_CHALLENGE_.
Where a line holds "name", copy it.
— START PROVIDED RECORDS —
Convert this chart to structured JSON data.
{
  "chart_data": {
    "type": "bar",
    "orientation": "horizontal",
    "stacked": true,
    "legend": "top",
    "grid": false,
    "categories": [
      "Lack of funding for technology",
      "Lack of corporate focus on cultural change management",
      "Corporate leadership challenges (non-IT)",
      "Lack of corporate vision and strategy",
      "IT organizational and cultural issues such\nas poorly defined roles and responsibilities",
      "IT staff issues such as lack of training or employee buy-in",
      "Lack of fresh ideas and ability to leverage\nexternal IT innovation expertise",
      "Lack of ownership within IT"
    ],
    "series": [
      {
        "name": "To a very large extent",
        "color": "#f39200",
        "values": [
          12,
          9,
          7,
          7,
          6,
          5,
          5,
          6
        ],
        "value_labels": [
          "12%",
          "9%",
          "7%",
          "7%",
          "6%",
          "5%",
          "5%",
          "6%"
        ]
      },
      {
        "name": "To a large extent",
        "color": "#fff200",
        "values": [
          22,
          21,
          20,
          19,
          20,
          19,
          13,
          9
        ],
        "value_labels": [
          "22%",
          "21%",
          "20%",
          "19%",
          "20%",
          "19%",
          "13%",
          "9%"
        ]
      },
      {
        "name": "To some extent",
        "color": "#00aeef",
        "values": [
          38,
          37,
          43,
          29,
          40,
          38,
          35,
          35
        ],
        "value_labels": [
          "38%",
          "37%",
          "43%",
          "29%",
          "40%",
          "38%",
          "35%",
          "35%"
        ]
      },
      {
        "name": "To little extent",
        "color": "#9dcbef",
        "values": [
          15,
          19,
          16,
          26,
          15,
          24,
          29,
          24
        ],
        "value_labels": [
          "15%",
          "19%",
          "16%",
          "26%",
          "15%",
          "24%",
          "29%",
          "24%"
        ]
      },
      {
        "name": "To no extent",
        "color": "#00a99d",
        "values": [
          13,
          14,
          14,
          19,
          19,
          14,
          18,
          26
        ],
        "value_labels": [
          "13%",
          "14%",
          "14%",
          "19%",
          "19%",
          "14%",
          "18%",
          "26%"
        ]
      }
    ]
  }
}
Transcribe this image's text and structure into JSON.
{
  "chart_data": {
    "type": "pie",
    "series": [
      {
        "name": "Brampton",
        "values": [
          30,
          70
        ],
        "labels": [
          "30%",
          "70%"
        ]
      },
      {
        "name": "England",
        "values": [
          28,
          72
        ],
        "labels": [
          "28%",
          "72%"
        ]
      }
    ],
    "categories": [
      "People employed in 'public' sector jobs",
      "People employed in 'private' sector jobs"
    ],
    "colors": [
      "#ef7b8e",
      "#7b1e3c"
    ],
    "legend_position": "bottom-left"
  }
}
— END PROVIDED RECORDS —
_EXERCISE ANSWER_.
        "name": "To a very large extent",
        "name": "To a large extent",
        "name": "To some extent",
        "name": "To little extent",
        "name": "To no extent",
        "name": "Brampton",
        "name": "England",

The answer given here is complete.